** Start Exercise inputs **
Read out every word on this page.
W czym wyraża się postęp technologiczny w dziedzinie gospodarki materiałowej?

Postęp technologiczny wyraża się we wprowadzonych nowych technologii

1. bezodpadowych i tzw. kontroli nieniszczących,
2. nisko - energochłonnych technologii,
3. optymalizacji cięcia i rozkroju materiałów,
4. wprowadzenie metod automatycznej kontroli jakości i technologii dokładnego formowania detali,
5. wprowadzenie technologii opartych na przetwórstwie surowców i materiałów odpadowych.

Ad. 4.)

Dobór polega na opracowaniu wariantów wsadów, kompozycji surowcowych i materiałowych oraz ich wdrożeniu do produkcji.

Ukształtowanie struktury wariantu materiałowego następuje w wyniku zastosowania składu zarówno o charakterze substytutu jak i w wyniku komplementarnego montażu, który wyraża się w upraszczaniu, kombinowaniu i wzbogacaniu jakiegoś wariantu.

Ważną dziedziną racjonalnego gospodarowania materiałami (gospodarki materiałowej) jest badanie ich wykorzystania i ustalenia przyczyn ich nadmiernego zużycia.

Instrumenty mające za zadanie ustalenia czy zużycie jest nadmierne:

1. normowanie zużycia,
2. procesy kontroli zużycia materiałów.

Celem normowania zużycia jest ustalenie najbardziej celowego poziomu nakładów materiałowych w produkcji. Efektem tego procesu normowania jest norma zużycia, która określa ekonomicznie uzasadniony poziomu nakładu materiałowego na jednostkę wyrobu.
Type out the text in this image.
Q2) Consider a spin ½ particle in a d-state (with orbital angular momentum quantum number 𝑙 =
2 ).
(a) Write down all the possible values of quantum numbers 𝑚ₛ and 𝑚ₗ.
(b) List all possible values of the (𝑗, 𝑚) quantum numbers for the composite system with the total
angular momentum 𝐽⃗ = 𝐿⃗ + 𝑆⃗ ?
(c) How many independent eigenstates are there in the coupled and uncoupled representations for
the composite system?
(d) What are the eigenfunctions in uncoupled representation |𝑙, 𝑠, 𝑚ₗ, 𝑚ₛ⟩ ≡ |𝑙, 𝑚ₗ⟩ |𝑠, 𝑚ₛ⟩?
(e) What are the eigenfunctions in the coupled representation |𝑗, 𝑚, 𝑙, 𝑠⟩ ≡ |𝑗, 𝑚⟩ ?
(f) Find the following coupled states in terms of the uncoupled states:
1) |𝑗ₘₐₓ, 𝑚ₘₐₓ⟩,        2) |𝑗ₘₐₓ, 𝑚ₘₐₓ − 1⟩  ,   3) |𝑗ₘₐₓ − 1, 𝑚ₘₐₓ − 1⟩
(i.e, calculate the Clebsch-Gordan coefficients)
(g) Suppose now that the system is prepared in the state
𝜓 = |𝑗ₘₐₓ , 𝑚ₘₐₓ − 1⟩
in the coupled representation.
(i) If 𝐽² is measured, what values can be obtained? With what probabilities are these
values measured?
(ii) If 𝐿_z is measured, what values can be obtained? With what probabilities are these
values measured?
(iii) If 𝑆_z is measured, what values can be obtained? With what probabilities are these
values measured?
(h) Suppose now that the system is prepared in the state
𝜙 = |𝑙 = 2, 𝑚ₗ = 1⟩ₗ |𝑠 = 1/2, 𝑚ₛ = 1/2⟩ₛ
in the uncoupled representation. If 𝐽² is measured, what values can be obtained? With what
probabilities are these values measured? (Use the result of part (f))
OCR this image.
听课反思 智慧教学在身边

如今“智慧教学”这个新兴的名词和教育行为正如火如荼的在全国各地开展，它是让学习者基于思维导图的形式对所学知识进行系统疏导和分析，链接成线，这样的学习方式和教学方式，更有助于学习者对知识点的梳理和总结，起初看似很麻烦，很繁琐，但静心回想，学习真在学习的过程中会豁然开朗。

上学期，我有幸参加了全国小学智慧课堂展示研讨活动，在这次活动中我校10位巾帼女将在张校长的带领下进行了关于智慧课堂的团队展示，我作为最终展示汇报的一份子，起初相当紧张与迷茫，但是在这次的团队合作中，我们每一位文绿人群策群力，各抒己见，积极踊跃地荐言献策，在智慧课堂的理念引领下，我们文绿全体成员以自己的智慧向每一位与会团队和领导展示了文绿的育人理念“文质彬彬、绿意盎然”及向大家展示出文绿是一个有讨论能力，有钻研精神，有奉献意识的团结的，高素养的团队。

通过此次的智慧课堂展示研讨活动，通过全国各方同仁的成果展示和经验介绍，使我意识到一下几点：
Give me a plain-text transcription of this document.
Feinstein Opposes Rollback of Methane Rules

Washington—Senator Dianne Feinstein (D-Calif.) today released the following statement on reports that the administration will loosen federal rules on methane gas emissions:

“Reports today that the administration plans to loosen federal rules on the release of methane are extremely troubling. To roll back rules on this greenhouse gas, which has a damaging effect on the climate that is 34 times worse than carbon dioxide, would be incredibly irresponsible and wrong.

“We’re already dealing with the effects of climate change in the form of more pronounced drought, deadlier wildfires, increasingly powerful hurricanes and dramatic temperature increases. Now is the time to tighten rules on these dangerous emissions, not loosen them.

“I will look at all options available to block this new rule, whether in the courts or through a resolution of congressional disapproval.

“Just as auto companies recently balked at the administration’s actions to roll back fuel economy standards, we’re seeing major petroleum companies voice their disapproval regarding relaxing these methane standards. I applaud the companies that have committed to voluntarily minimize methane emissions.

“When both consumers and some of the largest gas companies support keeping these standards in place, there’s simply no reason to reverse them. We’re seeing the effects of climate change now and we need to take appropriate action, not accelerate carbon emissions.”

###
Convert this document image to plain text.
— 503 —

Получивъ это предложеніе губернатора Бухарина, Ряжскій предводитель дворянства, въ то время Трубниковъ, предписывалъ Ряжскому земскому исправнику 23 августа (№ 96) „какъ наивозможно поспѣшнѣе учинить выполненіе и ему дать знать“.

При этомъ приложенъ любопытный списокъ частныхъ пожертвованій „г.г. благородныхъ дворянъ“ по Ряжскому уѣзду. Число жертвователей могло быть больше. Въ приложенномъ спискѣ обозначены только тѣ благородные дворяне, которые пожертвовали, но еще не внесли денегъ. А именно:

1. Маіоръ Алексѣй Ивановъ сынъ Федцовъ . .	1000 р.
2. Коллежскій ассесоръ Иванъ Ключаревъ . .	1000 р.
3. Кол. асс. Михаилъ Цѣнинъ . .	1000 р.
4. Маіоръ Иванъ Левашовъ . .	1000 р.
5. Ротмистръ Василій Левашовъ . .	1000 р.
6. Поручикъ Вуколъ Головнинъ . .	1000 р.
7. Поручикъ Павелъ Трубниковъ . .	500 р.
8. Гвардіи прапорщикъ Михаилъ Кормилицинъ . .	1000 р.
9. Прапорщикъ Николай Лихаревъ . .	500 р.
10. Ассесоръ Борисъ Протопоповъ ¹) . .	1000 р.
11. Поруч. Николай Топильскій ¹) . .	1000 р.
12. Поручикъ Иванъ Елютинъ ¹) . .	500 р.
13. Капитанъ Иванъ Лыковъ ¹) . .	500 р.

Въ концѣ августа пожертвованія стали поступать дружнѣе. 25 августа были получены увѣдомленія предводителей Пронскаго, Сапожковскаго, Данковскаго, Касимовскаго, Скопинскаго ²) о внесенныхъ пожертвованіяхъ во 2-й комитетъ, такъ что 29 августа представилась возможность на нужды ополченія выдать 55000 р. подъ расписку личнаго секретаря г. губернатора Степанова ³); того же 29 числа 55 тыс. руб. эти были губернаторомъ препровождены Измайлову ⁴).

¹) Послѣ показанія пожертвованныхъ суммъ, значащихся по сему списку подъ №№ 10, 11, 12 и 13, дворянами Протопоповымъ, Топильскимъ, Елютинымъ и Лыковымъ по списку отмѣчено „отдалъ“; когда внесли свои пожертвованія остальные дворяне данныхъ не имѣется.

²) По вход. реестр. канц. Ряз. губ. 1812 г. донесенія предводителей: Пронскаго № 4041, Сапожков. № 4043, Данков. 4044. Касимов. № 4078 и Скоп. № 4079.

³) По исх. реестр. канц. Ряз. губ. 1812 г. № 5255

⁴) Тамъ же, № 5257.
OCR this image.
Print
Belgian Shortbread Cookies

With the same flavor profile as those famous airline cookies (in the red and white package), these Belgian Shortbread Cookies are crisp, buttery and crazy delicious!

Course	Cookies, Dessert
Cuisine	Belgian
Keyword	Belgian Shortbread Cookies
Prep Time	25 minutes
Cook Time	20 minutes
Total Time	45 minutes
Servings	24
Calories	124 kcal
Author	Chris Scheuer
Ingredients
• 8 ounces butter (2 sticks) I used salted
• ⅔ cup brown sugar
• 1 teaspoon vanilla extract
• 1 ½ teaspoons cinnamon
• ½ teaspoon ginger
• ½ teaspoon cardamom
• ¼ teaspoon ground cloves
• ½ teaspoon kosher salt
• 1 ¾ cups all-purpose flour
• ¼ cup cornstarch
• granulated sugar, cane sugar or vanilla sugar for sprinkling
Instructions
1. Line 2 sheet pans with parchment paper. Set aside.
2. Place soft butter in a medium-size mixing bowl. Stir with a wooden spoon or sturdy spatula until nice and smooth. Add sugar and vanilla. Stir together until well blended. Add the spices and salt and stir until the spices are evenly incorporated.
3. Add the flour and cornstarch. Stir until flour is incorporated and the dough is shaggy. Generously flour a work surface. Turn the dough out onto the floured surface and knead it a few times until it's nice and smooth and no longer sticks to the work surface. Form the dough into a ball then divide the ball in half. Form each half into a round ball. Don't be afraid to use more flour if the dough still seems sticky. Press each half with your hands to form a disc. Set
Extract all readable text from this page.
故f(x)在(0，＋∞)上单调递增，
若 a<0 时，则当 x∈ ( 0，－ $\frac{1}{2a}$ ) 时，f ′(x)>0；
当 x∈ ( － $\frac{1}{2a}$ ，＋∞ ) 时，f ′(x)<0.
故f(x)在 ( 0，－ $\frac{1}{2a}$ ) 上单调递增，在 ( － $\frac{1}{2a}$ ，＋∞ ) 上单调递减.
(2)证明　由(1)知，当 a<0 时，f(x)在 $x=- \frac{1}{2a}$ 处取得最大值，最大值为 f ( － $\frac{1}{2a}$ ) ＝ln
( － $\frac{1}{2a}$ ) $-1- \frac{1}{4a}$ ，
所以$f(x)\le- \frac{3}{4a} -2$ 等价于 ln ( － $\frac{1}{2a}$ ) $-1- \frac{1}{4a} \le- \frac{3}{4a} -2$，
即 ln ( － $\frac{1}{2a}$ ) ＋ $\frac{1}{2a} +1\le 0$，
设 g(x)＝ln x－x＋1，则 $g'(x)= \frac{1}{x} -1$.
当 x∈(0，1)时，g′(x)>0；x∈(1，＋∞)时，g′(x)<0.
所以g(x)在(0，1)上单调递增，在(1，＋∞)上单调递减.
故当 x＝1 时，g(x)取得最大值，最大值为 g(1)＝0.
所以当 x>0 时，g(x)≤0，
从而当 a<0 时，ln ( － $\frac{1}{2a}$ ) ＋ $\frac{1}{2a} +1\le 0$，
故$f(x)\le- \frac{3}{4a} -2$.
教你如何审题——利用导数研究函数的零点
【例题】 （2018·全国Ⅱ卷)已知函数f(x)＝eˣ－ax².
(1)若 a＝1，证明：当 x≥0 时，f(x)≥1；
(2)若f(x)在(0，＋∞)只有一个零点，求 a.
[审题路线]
** End Exercise inputs **
Stated goal >>
Select and copy every line from the records that includes the word "wprowadzenie".

Response to this exercise >>
4. wprowadzenie metod automatycznej kontroli jakości i technologii dokładnego formowania detali,
5. wprowadzenie technologii opartych na przetwórstwie surowców i materiałów odpadowych.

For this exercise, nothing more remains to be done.